--- Begin ---

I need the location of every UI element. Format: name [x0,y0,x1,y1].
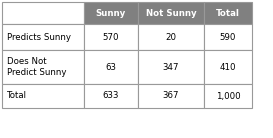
Text: 410: 410 [220,63,236,71]
Text: Does Not
Predict Sunny: Does Not Predict Sunny [7,57,67,77]
Text: 63: 63 [105,63,117,71]
Text: 20: 20 [165,33,177,42]
Text: Total: Total [216,9,240,18]
Bar [138,2,204,24]
Text: Not Sunny: Not Sunny [146,9,196,18]
Bar [2,2,84,24]
Text: 1,000: 1,000 [216,91,240,100]
Text: 367: 367 [163,91,179,100]
Bar [204,24,252,50]
Text: 590: 590 [220,33,236,42]
Text: 570: 570 [103,33,119,42]
Bar [2,24,84,50]
Bar [84,84,138,108]
Bar [138,50,204,84]
Bar [138,84,204,108]
Bar [2,50,84,84]
Bar [2,84,84,108]
Text: 347: 347 [163,63,179,71]
Text: Total: Total [7,91,27,100]
Bar [204,84,252,108]
Bar [204,2,252,24]
Text: 633: 633 [103,91,119,100]
Text: Predicts Sunny: Predicts Sunny [7,33,71,42]
Bar [84,50,138,84]
Bar [84,24,138,50]
Bar [138,24,204,50]
Bar [84,2,138,24]
Bar [204,50,252,84]
Text: Sunny: Sunny [96,9,126,18]
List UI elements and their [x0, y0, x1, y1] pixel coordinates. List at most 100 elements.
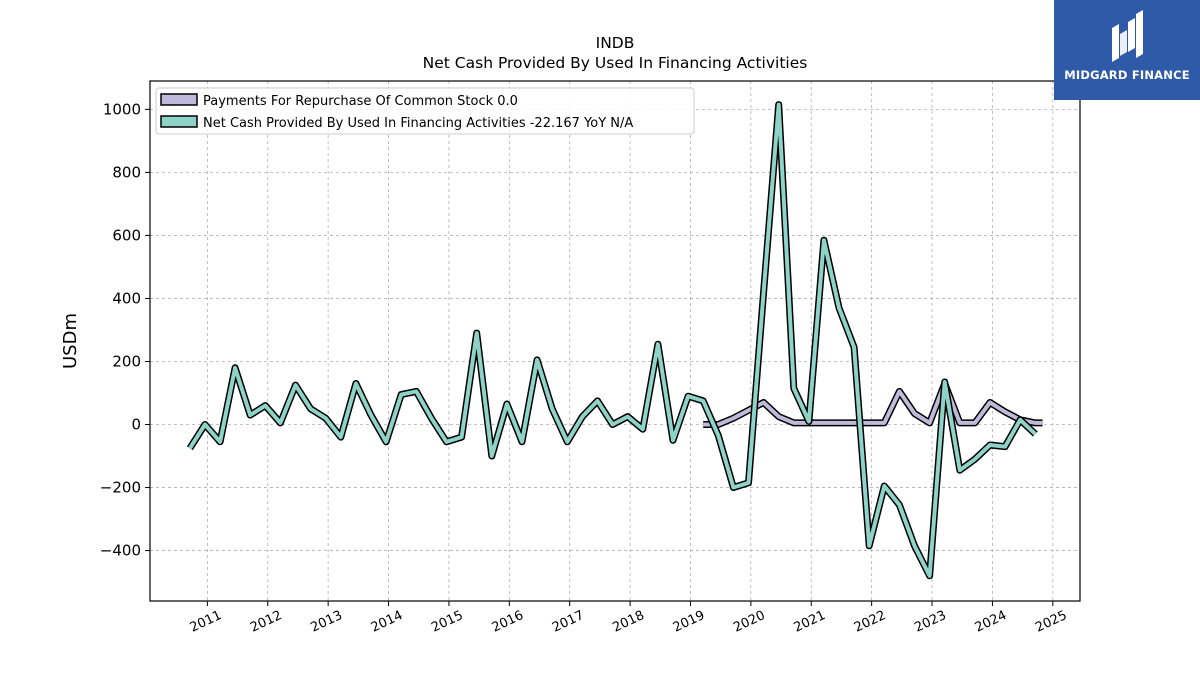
brand-logo-text: MIDGARD FINANCE: [1064, 68, 1190, 82]
data-point: [1034, 433, 1036, 435]
data-point: [883, 422, 885, 424]
x-tick-label: 2021: [792, 608, 828, 636]
data-point: [1042, 422, 1044, 424]
x-tick-label: 2022: [852, 608, 888, 636]
data-point: [914, 545, 915, 547]
data-point: [687, 395, 689, 397]
x-tick-label: 2013: [309, 608, 345, 636]
brand-logo: MIDGARD FINANCE: [1054, 0, 1200, 100]
data-point: [793, 387, 795, 389]
series-0: [702, 380, 1044, 428]
data-point: [763, 402, 765, 403]
data-point: [612, 424, 614, 425]
data-point: [732, 487, 734, 488]
data-point: [1004, 411, 1006, 413]
x-tick-label: 2017: [550, 608, 586, 636]
data-point: [763, 291, 765, 293]
data-point: [702, 424, 704, 425]
data-point: [597, 400, 598, 402]
data-point: [959, 469, 961, 471]
y-tick-label: 400: [112, 289, 141, 307]
data-point: [340, 436, 342, 438]
x-tick-label: 2020: [731, 608, 767, 636]
axis-layer: −400 −200 0 200 400 600 800 1000 2011 2012 2013 201…: [100, 100, 1070, 635]
y-tick-label: 200: [112, 352, 141, 370]
y-tick-label: 800: [112, 163, 141, 181]
data-point: [642, 428, 644, 430]
chart-title: INDB: [596, 34, 635, 52]
data-point: [415, 390, 417, 392]
data-point: [189, 447, 191, 449]
data-point: [385, 441, 387, 443]
data-point: [204, 424, 206, 425]
y-tick-label: −400: [100, 542, 141, 560]
series-line-outline: [186, 101, 1038, 580]
data-point: [310, 408, 312, 410]
data-point: [823, 422, 825, 424]
y-axis-label: USDm: [60, 313, 81, 369]
data-point: [989, 402, 991, 403]
data-point: [672, 439, 674, 441]
plot-frame: [149, 80, 1081, 602]
series-line: [188, 102, 1037, 578]
y-tick-label: 600: [112, 226, 141, 244]
y-tick-label: −200: [100, 479, 141, 497]
series-1: [186, 101, 1038, 580]
data-point: [506, 403, 508, 405]
y-tick-label: 0: [131, 416, 141, 434]
data-point: [1019, 419, 1021, 421]
data-point: [446, 441, 447, 443]
data-point: [914, 413, 915, 414]
data-point: [325, 417, 327, 419]
x-tick-label: 2023: [912, 608, 948, 636]
x-tick-label: 2014: [369, 608, 405, 636]
data-point: [838, 422, 840, 424]
data-point: [717, 424, 719, 425]
data-point: [249, 414, 251, 416]
legend-swatch-financing: [160, 115, 198, 128]
legend-box: [155, 87, 695, 135]
data-point: [868, 545, 870, 547]
x-tick-label: 2016: [490, 608, 526, 636]
x-tick-label: 2018: [610, 608, 646, 636]
data-point: [748, 409, 749, 411]
data-point: [823, 239, 825, 241]
x-tick-label: 2024: [973, 608, 1009, 636]
grid-layer: [150, 81, 1080, 601]
data-point: [566, 441, 568, 443]
data-point: [461, 436, 463, 438]
data-point: [234, 367, 236, 369]
data-point: [944, 381, 946, 383]
data-point: [838, 307, 840, 309]
data-point: [974, 422, 976, 424]
data-point: [551, 408, 553, 410]
series-layer: [186, 101, 1044, 580]
data-point: [808, 420, 810, 422]
data-point: [732, 417, 734, 419]
x-tick-label: 2012: [248, 608, 284, 636]
y-tick-label: 1000: [103, 100, 141, 118]
data-point: [853, 422, 855, 424]
data-point: [1034, 422, 1036, 424]
data-point: [793, 422, 795, 424]
legend-label-repurchase: Payments For Repurchase Of Common Stock …: [203, 94, 518, 109]
data-point: [974, 458, 976, 460]
chart-subtitle: Net Cash Provided By Used In Financing A…: [423, 54, 808, 72]
legend: Payments For Repurchase Of Common Stock …: [155, 87, 695, 135]
x-tick-label: 2015: [429, 608, 465, 636]
data-point: [929, 575, 931, 577]
series-line: [703, 381, 1043, 427]
data-point: [898, 504, 900, 506]
x-tick-label: 2011: [188, 608, 224, 636]
data-point: [702, 400, 704, 402]
data-point: [581, 416, 583, 418]
data-point: [355, 383, 357, 384]
data-point: [657, 343, 659, 345]
data-point: [989, 444, 991, 446]
data-point: [778, 416, 780, 418]
data-point: [295, 384, 296, 386]
x-tick-label: 2025: [1033, 608, 1069, 636]
data-point: [219, 441, 221, 443]
data-point: [959, 422, 961, 424]
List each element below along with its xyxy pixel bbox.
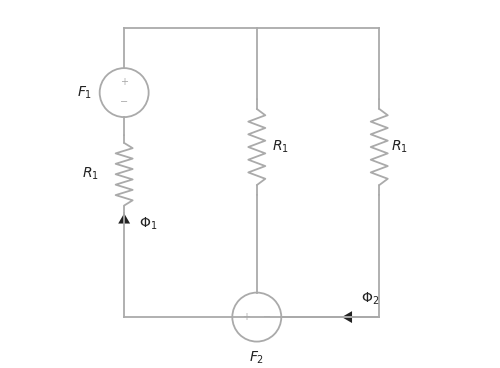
Text: $R_1$: $R_1$ <box>391 139 408 155</box>
Text: $\Phi_2$: $\Phi_2$ <box>360 290 379 307</box>
Text: +: + <box>242 312 250 322</box>
Text: +: + <box>120 77 128 87</box>
Text: $R_1$: $R_1$ <box>272 139 289 155</box>
Polygon shape <box>342 311 352 323</box>
Text: −: − <box>263 312 271 322</box>
Text: $F_1$: $F_1$ <box>76 84 92 101</box>
Text: $\Phi_1$: $\Phi_1$ <box>140 215 158 232</box>
Text: $F_2$: $F_2$ <box>249 350 264 366</box>
Text: $R_1$: $R_1$ <box>82 166 98 183</box>
Polygon shape <box>118 213 130 223</box>
Text: −: − <box>120 97 128 107</box>
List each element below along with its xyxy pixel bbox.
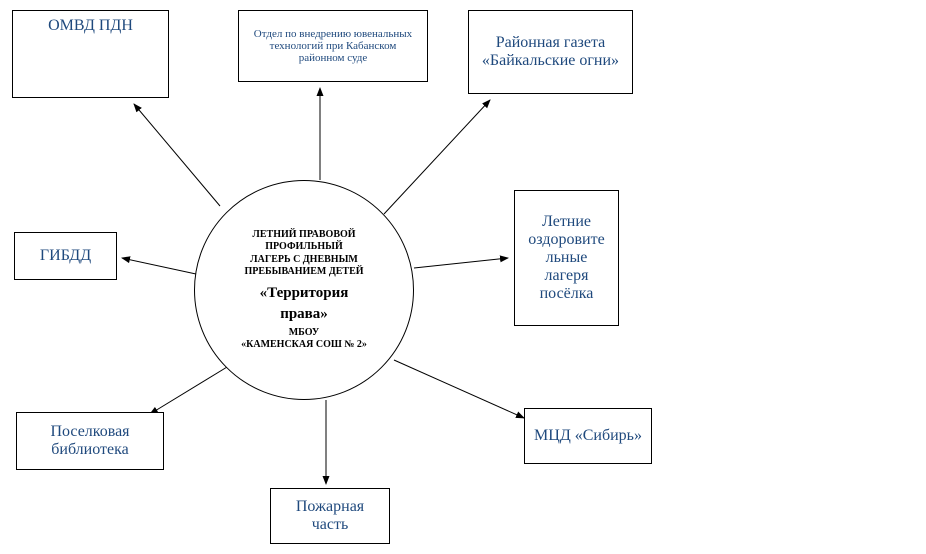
center-heading: ЛЕТНИЙ ПРАВОВОЙ ПРОФИЛЬНЫЙ ЛАГЕРЬ С ДНЕВ… xyxy=(244,229,363,279)
label-summer: Летние оздоровите льные лагеря посёлка xyxy=(523,213,610,303)
center-name2: права» xyxy=(260,304,349,325)
center-name1: «Территория xyxy=(260,283,349,304)
central-hub: ЛЕТНИЙ ПРАВОВОЙ ПРОФИЛЬНЫЙ ЛАГЕРЬ С ДНЕВ… xyxy=(194,180,414,400)
label-newspaper: Районная газета «Байкальские огни» xyxy=(477,34,624,70)
center-name: «Территория права» xyxy=(260,283,349,325)
center-line2: ПРОФИЛЬНЫЙ xyxy=(244,241,363,254)
label-fire: Пожарная часть xyxy=(279,498,381,534)
label-juvenile: Отдел по внедрению ювенальных технологий… xyxy=(247,28,419,64)
node-fire: Пожарная часть xyxy=(270,488,390,544)
node-library: Поселковая библиотека xyxy=(16,412,164,470)
node-gibdd: ГИБДД xyxy=(14,232,117,280)
center-line1: ЛЕТНИЙ ПРАВОВОЙ xyxy=(244,229,363,242)
node-mcd: МЦД «Сибирь» xyxy=(524,408,652,464)
node-juvenile: Отдел по внедрению ювенальных технологий… xyxy=(238,10,428,82)
label-library: Поселковая библиотека xyxy=(25,423,155,459)
node-newspaper: Районная газета «Байкальские огни» xyxy=(468,10,633,94)
node-omvd: ОМВД ПДН xyxy=(12,10,169,98)
center-subtitle: МБОУ «КАМЕНСКАЯ СОШ № 2» xyxy=(241,327,367,352)
center-line3: ЛАГЕРЬ С ДНЕВНЫМ xyxy=(244,254,363,267)
center-sub2: «КАМЕНСКАЯ СОШ № 2» xyxy=(241,339,367,352)
center-line4: ПРЕБЫВАНИЕМ ДЕТЕЙ xyxy=(244,266,363,279)
label-mcd: МЦД «Сибирь» xyxy=(534,427,642,445)
center-sub1: МБОУ xyxy=(241,327,367,340)
label-gibdd: ГИБДД xyxy=(40,247,91,265)
node-summer: Летние оздоровите льные лагеря посёлка xyxy=(514,190,619,326)
label-omvd: ОМВД ПДН xyxy=(48,17,133,35)
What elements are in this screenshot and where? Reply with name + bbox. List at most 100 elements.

--- End ---

■ Given request ■
Convert the lines into a Markdown table with the columns Number and Entry, leaving out blank lines. Start at the line that has "Text: 410: 410 [220,63,236,71]" and stop after the one that has "Bar [2,24,84,50]".

■ Output below ■
| Number | Entry |
|---|---|
| 1 | Text: 410: 410 [220,63,236,71] |
| 2 | Text: Does Not |
| 3 | Predict Sunny: Does Not Predict Sunny [7,57,67,77] |
| 4 | Text: 63: 63 [105,63,117,71] |
| 5 | Text: 20: 20 [165,33,177,42] |
| 6 | Text: Total: Total [216,9,240,18] |
| 7 | Bar [138,2,204,24] |
| 8 | Text: Not Sunny: Not Sunny [146,9,196,18] |
| 9 | Bar [2,2,84,24] |
| 10 | Text: 1,000: 1,000 [216,91,240,100] |
| 11 | Text: 367: 367 [163,91,179,100] |
| 12 | Bar [204,24,252,50] |
| 13 | Text: 590: 590 [220,33,236,42] |
| 14 | Text: 570: 570 [103,33,119,42] |
| 15 | Bar [2,24,84,50] |